** WHAT YOU SHOULD DO **
Search the listing below for "times". Copy each matching line.

Records from a collection:
• • • • • • •

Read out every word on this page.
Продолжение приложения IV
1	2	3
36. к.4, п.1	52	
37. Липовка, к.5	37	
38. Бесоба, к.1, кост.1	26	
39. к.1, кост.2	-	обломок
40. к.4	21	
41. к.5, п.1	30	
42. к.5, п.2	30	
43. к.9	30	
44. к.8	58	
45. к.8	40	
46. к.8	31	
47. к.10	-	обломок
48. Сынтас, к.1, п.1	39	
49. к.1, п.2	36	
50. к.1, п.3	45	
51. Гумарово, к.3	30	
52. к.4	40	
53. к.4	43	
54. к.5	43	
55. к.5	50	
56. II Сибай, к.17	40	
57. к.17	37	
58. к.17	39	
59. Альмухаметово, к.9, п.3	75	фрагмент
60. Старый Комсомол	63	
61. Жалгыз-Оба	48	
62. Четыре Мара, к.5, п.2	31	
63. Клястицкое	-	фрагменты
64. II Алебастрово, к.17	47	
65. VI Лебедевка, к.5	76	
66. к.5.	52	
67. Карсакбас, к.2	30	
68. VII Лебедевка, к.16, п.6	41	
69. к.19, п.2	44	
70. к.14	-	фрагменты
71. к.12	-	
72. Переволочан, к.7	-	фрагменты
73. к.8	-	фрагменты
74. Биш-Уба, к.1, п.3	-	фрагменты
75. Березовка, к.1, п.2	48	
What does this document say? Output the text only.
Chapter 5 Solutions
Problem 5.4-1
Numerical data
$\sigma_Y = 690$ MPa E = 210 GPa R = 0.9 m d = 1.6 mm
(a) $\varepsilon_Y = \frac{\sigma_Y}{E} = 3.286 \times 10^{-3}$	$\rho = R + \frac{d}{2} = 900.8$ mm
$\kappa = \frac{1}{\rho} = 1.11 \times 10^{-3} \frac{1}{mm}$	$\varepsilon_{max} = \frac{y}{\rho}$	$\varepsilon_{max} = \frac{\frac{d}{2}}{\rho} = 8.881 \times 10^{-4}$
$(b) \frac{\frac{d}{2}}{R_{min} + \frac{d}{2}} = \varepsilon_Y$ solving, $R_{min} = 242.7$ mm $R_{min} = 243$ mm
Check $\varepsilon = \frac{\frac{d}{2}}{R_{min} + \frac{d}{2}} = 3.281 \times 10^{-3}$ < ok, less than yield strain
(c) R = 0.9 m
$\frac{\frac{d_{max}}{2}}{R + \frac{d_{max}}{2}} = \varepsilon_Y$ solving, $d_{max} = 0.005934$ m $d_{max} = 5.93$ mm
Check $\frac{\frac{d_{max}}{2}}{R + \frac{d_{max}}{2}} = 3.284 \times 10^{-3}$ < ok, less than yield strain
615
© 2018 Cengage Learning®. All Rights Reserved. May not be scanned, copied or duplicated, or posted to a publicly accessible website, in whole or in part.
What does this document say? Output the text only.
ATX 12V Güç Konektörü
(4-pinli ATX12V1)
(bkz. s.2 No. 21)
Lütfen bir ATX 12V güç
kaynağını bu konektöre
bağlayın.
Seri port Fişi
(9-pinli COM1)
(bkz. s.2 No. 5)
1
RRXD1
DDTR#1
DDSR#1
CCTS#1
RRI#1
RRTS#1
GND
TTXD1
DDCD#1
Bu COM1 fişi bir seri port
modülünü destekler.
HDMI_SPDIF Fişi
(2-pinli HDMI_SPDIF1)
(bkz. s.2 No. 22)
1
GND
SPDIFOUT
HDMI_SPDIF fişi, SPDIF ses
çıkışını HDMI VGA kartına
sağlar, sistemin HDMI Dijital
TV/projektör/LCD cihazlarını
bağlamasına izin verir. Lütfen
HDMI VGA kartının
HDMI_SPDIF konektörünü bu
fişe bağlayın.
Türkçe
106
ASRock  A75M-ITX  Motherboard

• • • • • • •

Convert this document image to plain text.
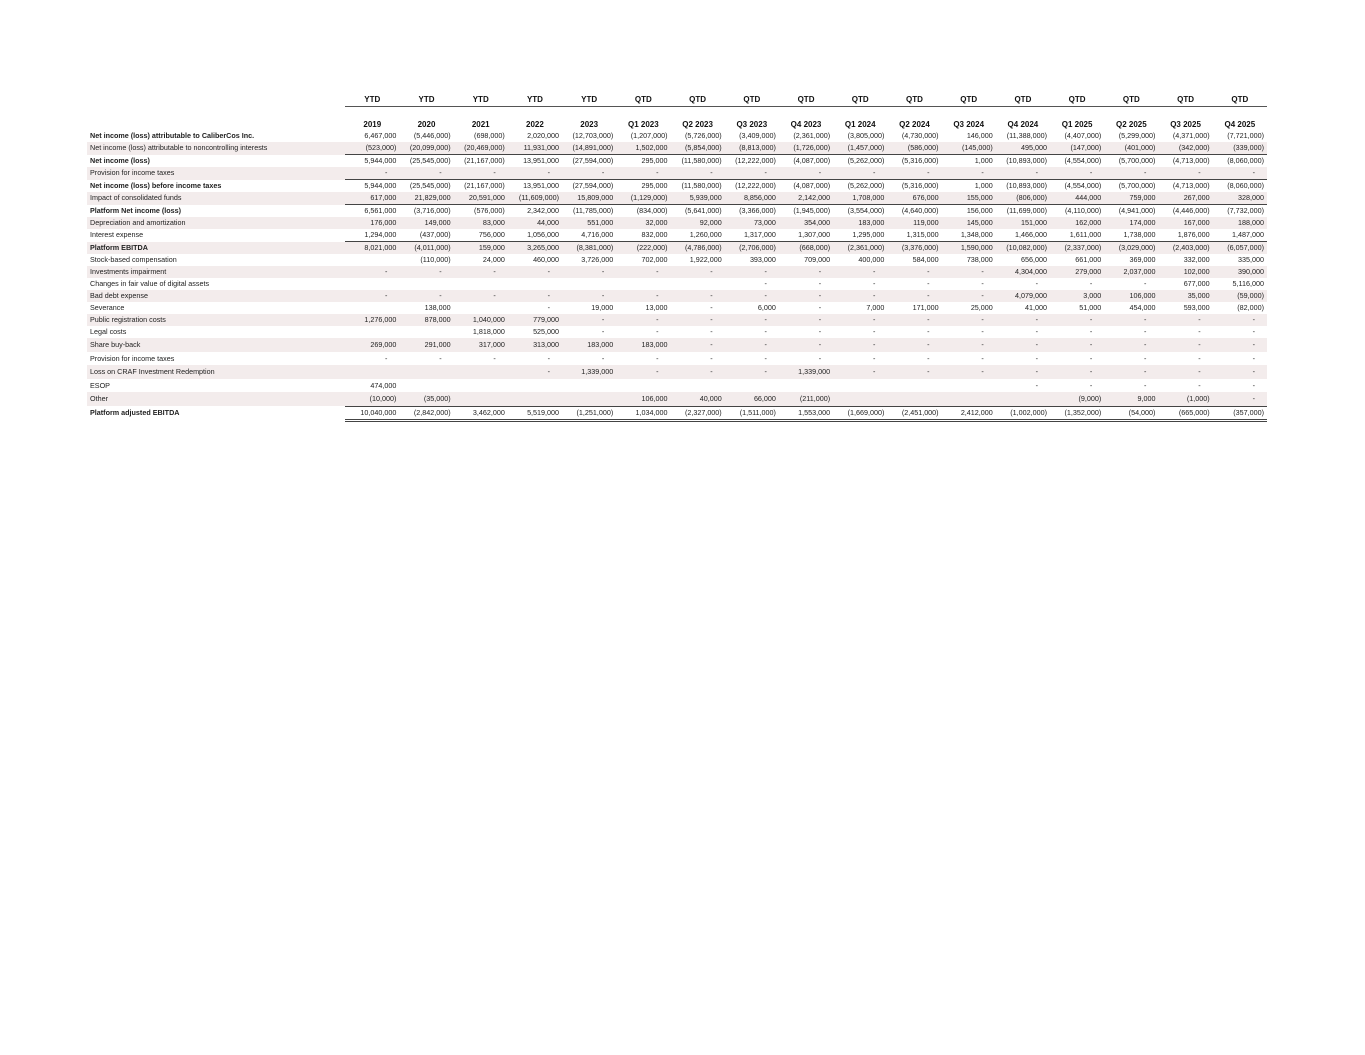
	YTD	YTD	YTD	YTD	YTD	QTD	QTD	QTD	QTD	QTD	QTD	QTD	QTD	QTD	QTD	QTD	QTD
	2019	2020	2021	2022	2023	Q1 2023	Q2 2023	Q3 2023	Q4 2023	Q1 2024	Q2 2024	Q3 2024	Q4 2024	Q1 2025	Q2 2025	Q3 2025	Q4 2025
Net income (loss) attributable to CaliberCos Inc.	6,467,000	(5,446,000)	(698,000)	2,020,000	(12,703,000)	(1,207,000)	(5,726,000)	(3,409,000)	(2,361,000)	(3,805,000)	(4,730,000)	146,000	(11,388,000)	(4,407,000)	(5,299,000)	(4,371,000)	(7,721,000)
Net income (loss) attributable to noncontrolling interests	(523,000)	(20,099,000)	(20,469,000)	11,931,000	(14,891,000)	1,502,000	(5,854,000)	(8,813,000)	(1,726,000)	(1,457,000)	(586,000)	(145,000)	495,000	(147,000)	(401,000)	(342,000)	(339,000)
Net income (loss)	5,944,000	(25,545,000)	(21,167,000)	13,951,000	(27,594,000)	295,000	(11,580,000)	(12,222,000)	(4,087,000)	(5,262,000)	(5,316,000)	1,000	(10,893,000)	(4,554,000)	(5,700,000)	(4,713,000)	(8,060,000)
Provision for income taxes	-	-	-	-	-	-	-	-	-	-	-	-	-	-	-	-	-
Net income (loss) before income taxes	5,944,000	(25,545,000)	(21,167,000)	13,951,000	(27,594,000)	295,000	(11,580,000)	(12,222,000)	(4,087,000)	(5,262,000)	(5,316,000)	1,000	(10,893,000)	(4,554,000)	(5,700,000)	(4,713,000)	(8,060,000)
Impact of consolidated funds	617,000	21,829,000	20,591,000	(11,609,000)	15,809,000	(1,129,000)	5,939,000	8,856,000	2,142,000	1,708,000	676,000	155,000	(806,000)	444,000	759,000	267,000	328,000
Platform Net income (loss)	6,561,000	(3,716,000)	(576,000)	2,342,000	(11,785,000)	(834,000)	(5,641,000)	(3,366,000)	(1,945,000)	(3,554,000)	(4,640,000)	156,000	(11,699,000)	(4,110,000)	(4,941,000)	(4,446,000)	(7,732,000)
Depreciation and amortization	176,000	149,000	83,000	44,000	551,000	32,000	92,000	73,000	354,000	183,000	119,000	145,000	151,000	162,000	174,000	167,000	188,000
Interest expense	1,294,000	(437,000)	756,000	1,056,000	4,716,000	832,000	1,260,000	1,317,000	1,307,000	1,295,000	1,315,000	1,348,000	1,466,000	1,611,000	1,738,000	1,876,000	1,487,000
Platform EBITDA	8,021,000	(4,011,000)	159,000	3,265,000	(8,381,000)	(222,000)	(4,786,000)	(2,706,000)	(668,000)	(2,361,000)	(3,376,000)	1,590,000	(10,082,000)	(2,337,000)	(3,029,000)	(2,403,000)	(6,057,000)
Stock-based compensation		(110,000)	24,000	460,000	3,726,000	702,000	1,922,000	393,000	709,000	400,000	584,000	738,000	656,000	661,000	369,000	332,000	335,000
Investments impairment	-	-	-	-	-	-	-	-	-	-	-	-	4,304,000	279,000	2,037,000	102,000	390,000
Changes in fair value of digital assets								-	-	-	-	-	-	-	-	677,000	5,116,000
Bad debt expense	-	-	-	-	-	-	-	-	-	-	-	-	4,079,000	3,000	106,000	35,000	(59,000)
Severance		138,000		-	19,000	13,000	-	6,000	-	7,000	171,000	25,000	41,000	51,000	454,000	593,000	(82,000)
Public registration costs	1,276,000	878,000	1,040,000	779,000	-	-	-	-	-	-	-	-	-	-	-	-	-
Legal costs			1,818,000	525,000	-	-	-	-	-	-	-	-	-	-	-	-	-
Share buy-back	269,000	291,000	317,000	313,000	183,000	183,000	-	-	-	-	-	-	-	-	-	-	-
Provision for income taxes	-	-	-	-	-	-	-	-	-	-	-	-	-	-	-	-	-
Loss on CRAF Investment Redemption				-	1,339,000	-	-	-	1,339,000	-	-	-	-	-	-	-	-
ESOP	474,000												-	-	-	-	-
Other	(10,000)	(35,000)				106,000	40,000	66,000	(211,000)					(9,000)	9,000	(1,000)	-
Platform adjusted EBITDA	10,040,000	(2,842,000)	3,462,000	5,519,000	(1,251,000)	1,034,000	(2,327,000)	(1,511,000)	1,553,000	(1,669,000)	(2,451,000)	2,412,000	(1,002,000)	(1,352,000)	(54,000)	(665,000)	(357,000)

• • • • • • •

** TASK ANSWER **
(a) $\varepsilon_Y = \frac{\sigma_Y}{E} = 3.286 \times 10^{-3}$	$\rho = R + \frac{d}{2} = 900.8$ mm
$\kappa = \frac{1}{\rho} = 1.11 \times 10^{-3} \frac{1}{mm}$	$\varepsilon_{max} = \frac{y}{\rho}$	$\varepsilon_{max} = \frac{\frac{d}{2}}{\rho} = 8.881 \times 10^{-4}$
Check $\varepsilon = \frac{\frac{d}{2}}{R_{min} + \frac{d}{2}} = 3.281 \times 10^{-3}$ < ok, less than yield strain
Check $\frac{\frac{d_{max}}{2}}{R + \frac{d_{max}}{2}} = 3.284 \times 10^{-3}$ < ok, less than yield strain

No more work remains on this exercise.